→ GOAL
Scan the lines below for the string "Setting" and report how many lines contain it, giving only the number.

++++ RECORDS ++++

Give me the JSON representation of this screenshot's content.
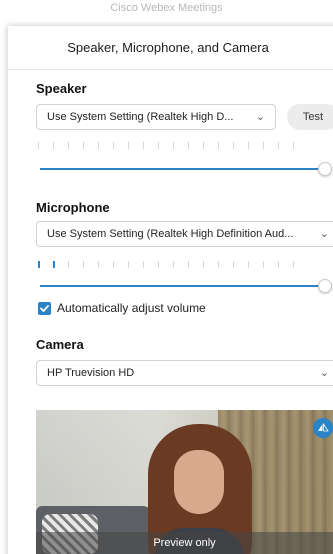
{
  "app": {
    "title": "Cisco Webex Meetings"
  },
  "dialog": {
    "title": "Speaker, Microphone, and Camera"
  },
  "speaker": {
    "section_title": "Speaker",
    "device": "Use System Setting (Realtek High D...",
    "test_label": "Test",
    "level": 0.0,
    "volume": 1.0
  },
  "microphone": {
    "section_title": "Microphone",
    "device": "Use System Setting (Realtek High Definition Aud...",
    "level": 0.1,
    "volume": 1.0,
    "auto_adjust_label": "Automatically adjust volume",
    "auto_adjust_checked": true
  },
  "camera": {
    "section_title": "Camera",
    "device": "HP Truevision HD",
    "preview_caption": "Preview only"
  },
  "colors": {
    "accent": "#2a84c8",
    "meter_inactive": "#d6d6d6"
  },
  "icons": {
    "dropdown": "chevron-down-icon",
    "checkbox": "checkmark-icon",
    "mirror": "mirror-icon"
  }
}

++++

→ CORRECT RESULT
2